Exercise materials

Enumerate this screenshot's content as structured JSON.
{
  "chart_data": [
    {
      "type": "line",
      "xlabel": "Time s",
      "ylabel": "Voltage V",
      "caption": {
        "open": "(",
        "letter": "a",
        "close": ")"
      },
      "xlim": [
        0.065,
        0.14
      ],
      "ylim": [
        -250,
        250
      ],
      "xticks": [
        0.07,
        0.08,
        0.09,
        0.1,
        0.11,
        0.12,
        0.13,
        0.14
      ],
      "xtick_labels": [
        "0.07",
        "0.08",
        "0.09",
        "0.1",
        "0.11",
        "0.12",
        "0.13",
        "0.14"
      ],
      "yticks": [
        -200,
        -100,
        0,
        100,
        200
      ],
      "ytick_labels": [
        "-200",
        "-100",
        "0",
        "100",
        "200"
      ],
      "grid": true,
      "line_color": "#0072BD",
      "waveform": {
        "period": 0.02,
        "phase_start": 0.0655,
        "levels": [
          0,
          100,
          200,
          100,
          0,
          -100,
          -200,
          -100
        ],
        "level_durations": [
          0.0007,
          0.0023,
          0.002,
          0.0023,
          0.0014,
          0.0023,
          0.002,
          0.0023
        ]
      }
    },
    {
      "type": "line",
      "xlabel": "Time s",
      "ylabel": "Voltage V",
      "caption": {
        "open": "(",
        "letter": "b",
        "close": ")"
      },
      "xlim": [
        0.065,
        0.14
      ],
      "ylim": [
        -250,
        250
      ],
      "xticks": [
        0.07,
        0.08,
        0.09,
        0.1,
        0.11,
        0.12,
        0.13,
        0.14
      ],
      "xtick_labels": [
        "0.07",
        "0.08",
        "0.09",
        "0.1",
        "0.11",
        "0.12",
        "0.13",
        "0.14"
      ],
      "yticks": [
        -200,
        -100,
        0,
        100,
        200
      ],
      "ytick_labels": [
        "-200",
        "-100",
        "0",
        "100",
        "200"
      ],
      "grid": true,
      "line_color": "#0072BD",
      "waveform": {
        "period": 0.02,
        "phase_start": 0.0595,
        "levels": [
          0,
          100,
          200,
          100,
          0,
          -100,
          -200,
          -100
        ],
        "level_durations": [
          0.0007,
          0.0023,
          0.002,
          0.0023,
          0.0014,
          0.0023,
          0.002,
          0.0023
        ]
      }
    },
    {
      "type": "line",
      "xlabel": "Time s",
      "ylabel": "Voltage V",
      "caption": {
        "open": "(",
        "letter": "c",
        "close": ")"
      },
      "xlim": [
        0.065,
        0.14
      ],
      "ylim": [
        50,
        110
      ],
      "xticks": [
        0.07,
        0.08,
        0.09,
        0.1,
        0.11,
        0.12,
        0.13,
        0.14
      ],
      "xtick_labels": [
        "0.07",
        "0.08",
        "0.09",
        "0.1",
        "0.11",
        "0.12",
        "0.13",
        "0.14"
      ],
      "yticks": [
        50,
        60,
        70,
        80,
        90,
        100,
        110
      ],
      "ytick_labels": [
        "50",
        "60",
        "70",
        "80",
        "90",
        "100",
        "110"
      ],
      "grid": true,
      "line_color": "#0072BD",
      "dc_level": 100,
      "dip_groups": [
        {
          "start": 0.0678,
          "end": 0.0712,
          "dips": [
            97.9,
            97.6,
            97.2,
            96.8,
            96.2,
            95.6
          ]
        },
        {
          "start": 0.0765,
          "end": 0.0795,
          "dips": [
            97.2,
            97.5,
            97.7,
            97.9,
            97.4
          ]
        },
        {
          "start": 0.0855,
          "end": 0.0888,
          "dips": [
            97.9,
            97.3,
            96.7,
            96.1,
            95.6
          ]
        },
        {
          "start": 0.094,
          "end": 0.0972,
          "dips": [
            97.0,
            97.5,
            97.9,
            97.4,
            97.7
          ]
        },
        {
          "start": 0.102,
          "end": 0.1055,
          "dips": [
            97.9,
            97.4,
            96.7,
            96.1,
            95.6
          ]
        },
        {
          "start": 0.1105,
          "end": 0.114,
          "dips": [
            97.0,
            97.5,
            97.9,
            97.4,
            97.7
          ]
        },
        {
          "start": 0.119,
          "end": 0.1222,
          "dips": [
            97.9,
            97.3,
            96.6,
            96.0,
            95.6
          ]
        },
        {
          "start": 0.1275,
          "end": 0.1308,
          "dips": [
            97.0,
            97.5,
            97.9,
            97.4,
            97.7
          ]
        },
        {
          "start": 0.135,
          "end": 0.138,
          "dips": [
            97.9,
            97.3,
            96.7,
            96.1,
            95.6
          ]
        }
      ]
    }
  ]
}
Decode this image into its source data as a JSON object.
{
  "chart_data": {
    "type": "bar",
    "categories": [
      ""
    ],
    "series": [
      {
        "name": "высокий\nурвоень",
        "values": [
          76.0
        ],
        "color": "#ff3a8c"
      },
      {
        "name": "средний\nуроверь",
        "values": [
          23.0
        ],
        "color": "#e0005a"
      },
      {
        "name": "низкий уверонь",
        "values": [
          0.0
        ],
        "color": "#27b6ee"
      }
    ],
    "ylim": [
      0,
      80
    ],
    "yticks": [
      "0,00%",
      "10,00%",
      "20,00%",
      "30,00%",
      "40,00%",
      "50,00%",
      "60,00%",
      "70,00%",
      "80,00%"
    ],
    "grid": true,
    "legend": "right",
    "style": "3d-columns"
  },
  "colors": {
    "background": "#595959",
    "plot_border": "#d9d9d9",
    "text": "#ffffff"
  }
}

Exercise objective
Working from the material above, retype it in its entirety without change.

Task output
Enumerate this screenshot's content as structured JSON.
{
  "chart_data": [
    {
      "type": "line",
      "xlabel": "Time s",
      "ylabel": "Voltage V",
      "caption": {
        "open": "(",
        "letter": "a",
        "close": ")"
      },
      "xlim": [
        0.065,
        0.14
      ],
      "ylim": [
        -250,
        250
      ],
      "xticks": [
        0.07,
        0.08,
        0.09,
        0.1,
        0.11,
        0.12,
        0.13,
        0.14
      ],
      "xtick_labels": [
        "0.07",
        "0.08",
        "0.09",
        "0.1",
        "0.11",
        "0.12",
        "0.13",
        "0.14"
      ],
      "yticks": [
        -200,
        -100,
        0,
        100,
        200
      ],
      "ytick_labels": [
        "-200",
        "-100",
        "0",
        "100",
        "200"
      ],
      "grid": true,
      "line_color": "#0072BD",
      "waveform": {
        "period": 0.02,
        "phase_start": 0.0655,
        "levels": [
          0,
          100,
          200,
          100,
          0,
          -100,
          -200,
          -100
        ],
        "level_durations": [
          0.0007,
          0.0023,
          0.002,
          0.0023,
          0.0014,
          0.0023,
          0.002,
          0.0023
        ]
      }
    },
    {
      "type": "line",
      "xlabel": "Time s",
      "ylabel": "Voltage V",
      "caption": {
        "open": "(",
        "letter": "b",
        "close": ")"
      },
      "xlim": [
        0.065,
        0.14
      ],
      "ylim": [
        -250,
        250
      ],
      "xticks": [
        0.07,
        0.08,
        0.09,
        0.1,
        0.11,
        0.12,
        0.13,
        0.14
      ],
      "xtick_labels": [
        "0.07",
        "0.08",
        "0.09",
        "0.1",
        "0.11",
        "0.12",
        "0.13",
        "0.14"
      ],
      "yticks": [
        -200,
        -100,
        0,
        100,
        200
      ],
      "ytick_labels": [
        "-200",
        "-100",
        "0",
        "100",
        "200"
      ],
      "grid": true,
      "line_color": "#0072BD",
      "waveform": {
        "period": 0.02,
        "phase_start": 0.0595,
        "levels": [
          0,
          100,
          200,
          100,
          0,
          -100,
          -200,
          -100
        ],
        "level_durations": [
          0.0007,
          0.0023,
          0.002,
          0.0023,
          0.0014,
          0.0023,
          0.002,
          0.0023
        ]
      }
    },
    {
      "type": "line",
      "xlabel": "Time s",
      "ylabel": "Voltage V",
      "caption": {
        "open": "(",
        "letter": "c",
        "close": ")"
      },
      "xlim": [
        0.065,
        0.14
      ],
      "ylim": [
        50,
        110
      ],
      "xticks": [
        0.07,
        0.08,
        0.09,
        0.1,
        0.11,
        0.12,
        0.13,
        0.14
      ],
      "xtick_labels": [
        "0.07",
        "0.08",
        "0.09",
        "0.1",
        "0.11",
        "0.12",
        "0.13",
        "0.14"
      ],
      "yticks": [
        50,
        60,
        70,
        80,
        90,
        100,
        110
      ],
      "ytick_labels": [
        "50",
        "60",
        "70",
        "80",
        "90",
        "100",
        "110"
      ],
      "grid": true,
      "line_color": "#0072BD",
      "dc_level": 100,
      "dip_groups": [
        {
          "start": 0.0678,
          "end": 0.0712,
          "dips": [
            97.9,
            97.6,
            97.2,
            96.8,
            96.2,
            95.6
          ]
        },
        {
          "start": 0.0765,
          "end": 0.0795,
          "dips": [
            97.2,
            97.5,
            97.7,
            97.9,
            97.4
          ]
        },
        {
          "start": 0.0855,
          "end": 0.0888,
          "dips": [
            97.9,
            97.3,
            96.7,
            96.1,
            95.6
          ]
        },
        {
          "start": 0.094,
          "end": 0.0972,
          "dips": [
            97.0,
            97.5,
            97.9,
            97.4,
            97.7
          ]
        },
        {
          "start": 0.102,
          "end": 0.1055,
          "dips": [
            97.9,
            97.4,
            96.7,
            96.1,
            95.6
          ]
        },
        {
          "start": 0.1105,
          "end": 0.114,
          "dips": [
            97.0,
            97.5,
            97.9,
            97.4,
            97.7
          ]
        },
        {
          "start": 0.119,
          "end": 0.1222,
          "dips": [
            97.9,
            97.3,
            96.6,
            96.0,
            95.6
          ]
        },
        {
          "start": 0.1275,
          "end": 0.1308,
          "dips": [
            97.0,
            97.5,
            97.9,
            97.4,
            97.7
          ]
        },
        {
          "start": 0.135,
          "end": 0.138,
          "dips": [
            97.9,
            97.3,
            96.7,
            96.1,
            95.6
          ]
        }
      ]
    }
  ]
}
Decode this image into its source data as a JSON object.
{
  "chart_data": {
    "type": "bar",
    "categories": [
      ""
    ],
    "series": [
      {
        "name": "высокий\nурвоень",
        "values": [
          76.0
        ],
        "color": "#ff3a8c"
      },
      {
        "name": "средний\nуроверь",
        "values": [
          23.0
        ],
        "color": "#e0005a"
      },
      {
        "name": "низкий уверонь",
        "values": [
          0.0
        ],
        "color": "#27b6ee"
      }
    ],
    "ylim": [
      0,
      80
    ],
    "yticks": [
      "0,00%",
      "10,00%",
      "20,00%",
      "30,00%",
      "40,00%",
      "50,00%",
      "60,00%",
      "70,00%",
      "80,00%"
    ],
    "grid": true,
    "legend": "right",
    "style": "3d-columns"
  },
  "colors": {
    "background": "#595959",
    "plot_border": "#d9d9d9",
    "text": "#ffffff"
  }
}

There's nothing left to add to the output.